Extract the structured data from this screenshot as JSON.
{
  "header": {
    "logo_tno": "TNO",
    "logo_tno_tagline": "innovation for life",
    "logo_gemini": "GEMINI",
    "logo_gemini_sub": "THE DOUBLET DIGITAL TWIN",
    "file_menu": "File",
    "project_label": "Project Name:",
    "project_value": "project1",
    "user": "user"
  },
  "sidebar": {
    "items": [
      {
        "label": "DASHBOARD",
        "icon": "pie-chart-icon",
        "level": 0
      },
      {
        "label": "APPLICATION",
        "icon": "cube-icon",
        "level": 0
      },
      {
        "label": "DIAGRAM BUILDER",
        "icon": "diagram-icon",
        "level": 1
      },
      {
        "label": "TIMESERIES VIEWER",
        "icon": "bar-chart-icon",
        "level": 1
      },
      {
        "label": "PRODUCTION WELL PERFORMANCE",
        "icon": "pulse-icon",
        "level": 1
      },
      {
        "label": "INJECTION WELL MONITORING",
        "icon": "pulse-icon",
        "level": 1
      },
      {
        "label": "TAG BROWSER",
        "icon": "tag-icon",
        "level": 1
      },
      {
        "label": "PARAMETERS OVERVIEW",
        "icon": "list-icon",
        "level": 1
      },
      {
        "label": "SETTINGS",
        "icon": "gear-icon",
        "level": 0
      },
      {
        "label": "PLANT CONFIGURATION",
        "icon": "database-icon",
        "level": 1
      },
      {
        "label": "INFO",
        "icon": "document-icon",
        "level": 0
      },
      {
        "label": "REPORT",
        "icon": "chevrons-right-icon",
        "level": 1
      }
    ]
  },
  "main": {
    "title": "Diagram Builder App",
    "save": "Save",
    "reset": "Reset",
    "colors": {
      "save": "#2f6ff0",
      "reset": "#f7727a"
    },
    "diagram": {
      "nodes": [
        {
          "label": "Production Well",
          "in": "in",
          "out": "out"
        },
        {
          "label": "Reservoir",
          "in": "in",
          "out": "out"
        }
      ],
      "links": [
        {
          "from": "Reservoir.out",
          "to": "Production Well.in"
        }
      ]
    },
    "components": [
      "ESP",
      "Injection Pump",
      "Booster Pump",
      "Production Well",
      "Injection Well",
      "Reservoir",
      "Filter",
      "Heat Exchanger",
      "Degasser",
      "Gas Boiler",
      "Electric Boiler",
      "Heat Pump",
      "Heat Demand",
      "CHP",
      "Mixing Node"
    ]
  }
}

++++++++++++++++++++

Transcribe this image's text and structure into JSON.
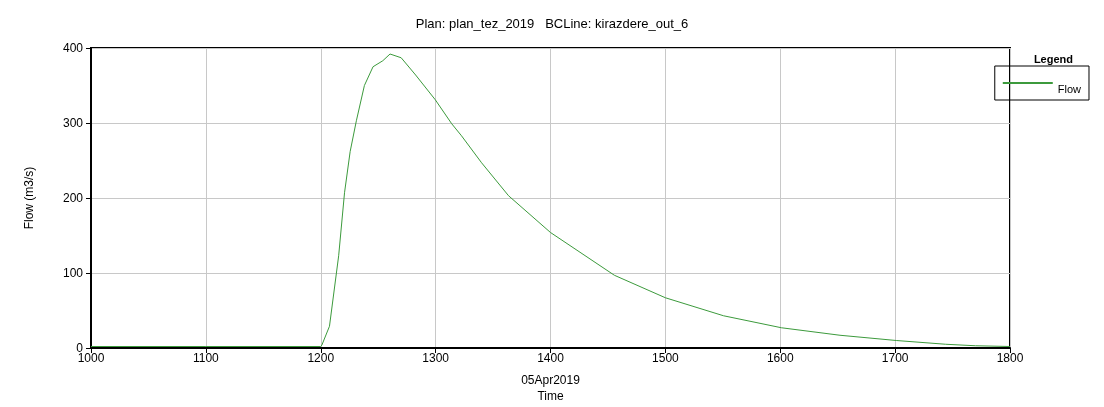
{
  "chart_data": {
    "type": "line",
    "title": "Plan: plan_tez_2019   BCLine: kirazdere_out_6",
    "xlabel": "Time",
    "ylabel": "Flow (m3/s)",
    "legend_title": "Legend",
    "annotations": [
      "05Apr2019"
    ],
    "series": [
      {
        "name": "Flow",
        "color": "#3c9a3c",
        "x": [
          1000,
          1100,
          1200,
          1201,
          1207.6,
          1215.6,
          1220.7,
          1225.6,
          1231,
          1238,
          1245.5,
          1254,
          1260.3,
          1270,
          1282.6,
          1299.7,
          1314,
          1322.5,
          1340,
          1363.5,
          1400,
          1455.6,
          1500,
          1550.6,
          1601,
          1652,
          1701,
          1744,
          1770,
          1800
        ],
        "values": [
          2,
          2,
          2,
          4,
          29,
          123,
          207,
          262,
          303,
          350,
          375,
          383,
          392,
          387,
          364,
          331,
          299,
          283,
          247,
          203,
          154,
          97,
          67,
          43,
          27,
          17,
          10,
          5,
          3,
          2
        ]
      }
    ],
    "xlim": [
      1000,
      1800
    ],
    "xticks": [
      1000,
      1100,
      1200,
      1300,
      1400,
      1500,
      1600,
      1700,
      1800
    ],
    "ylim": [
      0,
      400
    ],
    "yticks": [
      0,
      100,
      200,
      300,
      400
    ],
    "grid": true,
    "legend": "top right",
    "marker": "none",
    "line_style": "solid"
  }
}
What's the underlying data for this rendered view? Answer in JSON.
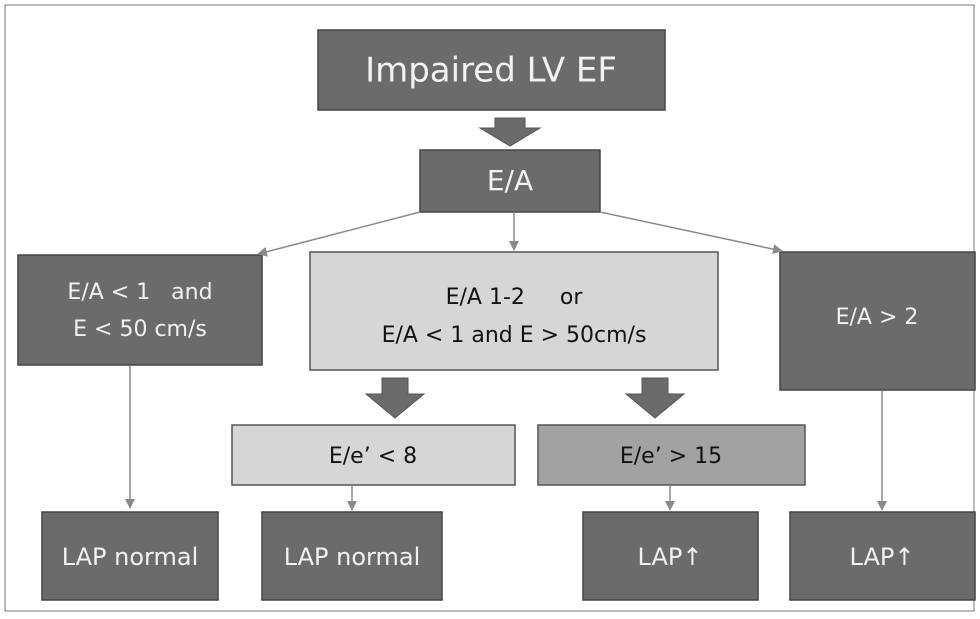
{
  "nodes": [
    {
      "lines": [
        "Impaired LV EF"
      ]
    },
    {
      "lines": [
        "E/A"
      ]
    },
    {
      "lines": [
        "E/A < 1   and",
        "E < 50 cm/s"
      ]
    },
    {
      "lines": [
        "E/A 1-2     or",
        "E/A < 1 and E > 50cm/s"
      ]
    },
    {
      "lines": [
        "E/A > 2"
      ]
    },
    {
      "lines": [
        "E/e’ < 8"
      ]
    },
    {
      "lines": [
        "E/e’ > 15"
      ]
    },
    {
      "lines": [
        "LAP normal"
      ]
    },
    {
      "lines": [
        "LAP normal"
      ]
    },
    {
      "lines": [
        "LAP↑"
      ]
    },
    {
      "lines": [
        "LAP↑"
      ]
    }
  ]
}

++++++++++++++++++++

* _WORK TO BE COMPLETED_
Looking at the entries above, state how many lines contain "Pump"; give the number alone.

* _WRITTEN ANSWER_
3